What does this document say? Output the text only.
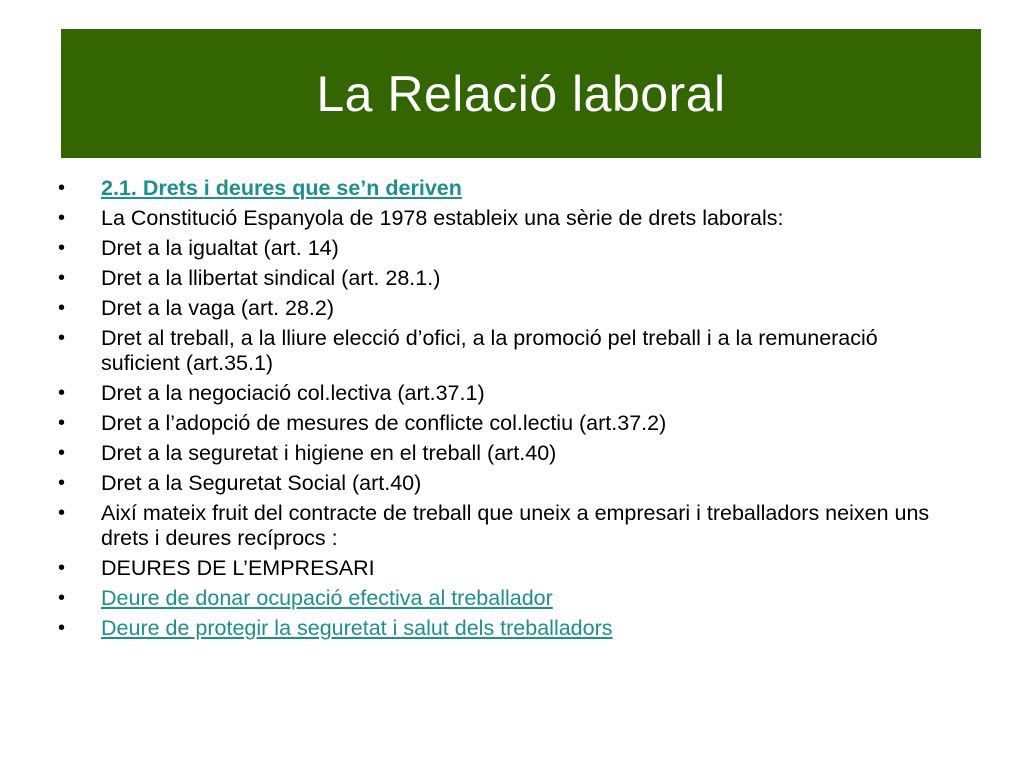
La Relació laboral
•	2.1. Drets i deures que se’n deriven
•	La Constitució Espanyola de 1978 estableix una sèrie de drets laborals:
•	Dret a la igualtat (art. 14)
•	Dret a la llibertat sindical (art. 28.1.)
•	Dret a la vaga (art. 28.2)
•	Dret al treball, a la lliure elecció d’ofici, a la promoció pel treball i a la remuneració suficient (art.35.1)
•	Dret a la negociació col.lectiva (art.37.1)
•	Dret a l’adopció de mesures de conflicte col.lectiu (art.37.2)
•	Dret a la seguretat i higiene en el treball (art.40)
•	Dret a la Seguretat Social (art.40)
•	Així mateix fruit del contracte de treball que uneix a empresari i treballadors neixen uns drets i deures recíprocs :
•	DEURES DE L’EMPRESARI
•	Deure de donar ocupació efectiva al treballador
•	Deure de protegir la seguretat i salut dels treballadors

━━━━━━━━

**Given problem**
Lines containing "treballadors" are to be counted. State the total and add nothing.

**Solution to this problem**
2